Data entries
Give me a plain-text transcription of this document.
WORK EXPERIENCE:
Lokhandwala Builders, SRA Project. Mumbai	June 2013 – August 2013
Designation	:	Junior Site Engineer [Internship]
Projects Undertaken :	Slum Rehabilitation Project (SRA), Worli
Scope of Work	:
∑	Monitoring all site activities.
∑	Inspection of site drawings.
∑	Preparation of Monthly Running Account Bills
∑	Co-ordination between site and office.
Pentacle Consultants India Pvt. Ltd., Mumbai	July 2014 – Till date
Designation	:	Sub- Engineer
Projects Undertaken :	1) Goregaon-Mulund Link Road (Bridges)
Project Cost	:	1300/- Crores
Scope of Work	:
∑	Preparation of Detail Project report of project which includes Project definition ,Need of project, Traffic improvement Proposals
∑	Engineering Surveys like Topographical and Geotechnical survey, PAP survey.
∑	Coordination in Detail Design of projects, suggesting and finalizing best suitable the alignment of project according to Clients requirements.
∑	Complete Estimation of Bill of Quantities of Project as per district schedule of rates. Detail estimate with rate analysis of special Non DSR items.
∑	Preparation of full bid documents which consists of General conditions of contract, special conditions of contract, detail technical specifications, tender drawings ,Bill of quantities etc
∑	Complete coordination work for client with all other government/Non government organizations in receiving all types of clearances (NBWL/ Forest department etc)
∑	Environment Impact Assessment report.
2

▶ [THE PROBLEM]: Select every line in the material above where the string "which" occurs, and copy it.

▶ [RIGHT ANSWER]:
∑	Preparation of Detail Project report of project which includes Project definition ,Need of project, Traffic improvement Proposals
∑	Preparation of full bid documents which consists of General conditions of contract, special conditions of contract, detail technical specifications, tender drawings ,Bill of quantities etc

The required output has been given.